— WRITTEN PROBLEM —
Take each line containing the word "icon" and copy it.

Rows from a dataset
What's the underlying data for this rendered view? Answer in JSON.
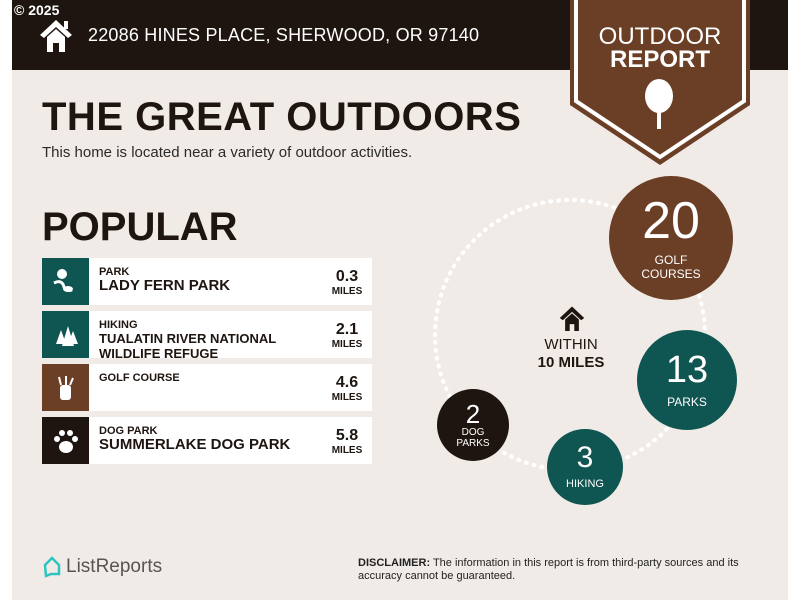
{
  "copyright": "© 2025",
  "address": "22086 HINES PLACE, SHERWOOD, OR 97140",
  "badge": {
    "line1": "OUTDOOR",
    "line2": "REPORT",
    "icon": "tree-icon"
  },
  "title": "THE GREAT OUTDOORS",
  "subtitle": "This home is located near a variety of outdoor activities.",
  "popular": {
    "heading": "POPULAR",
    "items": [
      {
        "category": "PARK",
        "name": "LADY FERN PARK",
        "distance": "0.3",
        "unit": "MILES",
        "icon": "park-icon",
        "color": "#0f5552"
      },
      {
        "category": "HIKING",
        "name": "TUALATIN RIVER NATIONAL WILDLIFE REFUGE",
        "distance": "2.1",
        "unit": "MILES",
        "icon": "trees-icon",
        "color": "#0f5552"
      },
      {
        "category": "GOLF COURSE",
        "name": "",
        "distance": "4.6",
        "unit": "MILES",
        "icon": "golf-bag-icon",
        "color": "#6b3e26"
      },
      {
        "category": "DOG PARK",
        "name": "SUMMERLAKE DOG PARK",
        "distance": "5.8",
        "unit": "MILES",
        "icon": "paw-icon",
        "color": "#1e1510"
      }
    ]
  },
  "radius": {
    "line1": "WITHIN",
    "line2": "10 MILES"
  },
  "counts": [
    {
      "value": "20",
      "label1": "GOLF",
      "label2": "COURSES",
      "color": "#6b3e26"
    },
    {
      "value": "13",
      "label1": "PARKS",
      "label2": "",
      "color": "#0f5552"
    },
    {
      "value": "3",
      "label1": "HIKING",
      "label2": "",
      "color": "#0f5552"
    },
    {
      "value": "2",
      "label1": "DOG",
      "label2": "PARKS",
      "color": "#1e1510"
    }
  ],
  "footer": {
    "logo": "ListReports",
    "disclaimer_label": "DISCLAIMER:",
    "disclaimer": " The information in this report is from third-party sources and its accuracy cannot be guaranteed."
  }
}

==

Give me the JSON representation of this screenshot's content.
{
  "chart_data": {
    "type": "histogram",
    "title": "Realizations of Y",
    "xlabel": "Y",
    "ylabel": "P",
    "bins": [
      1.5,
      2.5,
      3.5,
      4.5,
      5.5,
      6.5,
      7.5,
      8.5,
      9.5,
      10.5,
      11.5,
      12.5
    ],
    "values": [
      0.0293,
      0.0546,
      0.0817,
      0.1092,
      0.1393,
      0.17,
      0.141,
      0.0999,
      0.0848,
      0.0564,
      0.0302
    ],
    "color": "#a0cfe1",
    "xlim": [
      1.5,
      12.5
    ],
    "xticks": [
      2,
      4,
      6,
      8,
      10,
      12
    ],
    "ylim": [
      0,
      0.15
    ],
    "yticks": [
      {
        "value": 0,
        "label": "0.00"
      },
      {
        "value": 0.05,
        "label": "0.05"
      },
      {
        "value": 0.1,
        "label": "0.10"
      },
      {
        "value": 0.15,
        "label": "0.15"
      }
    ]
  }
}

— WRITTEN RESPONSE —
    "icon": "tree-icon"
        "icon": "park-icon",
        "icon": "trees-icon",
        "icon": "golf-bag-icon",
        "icon": "paw-icon",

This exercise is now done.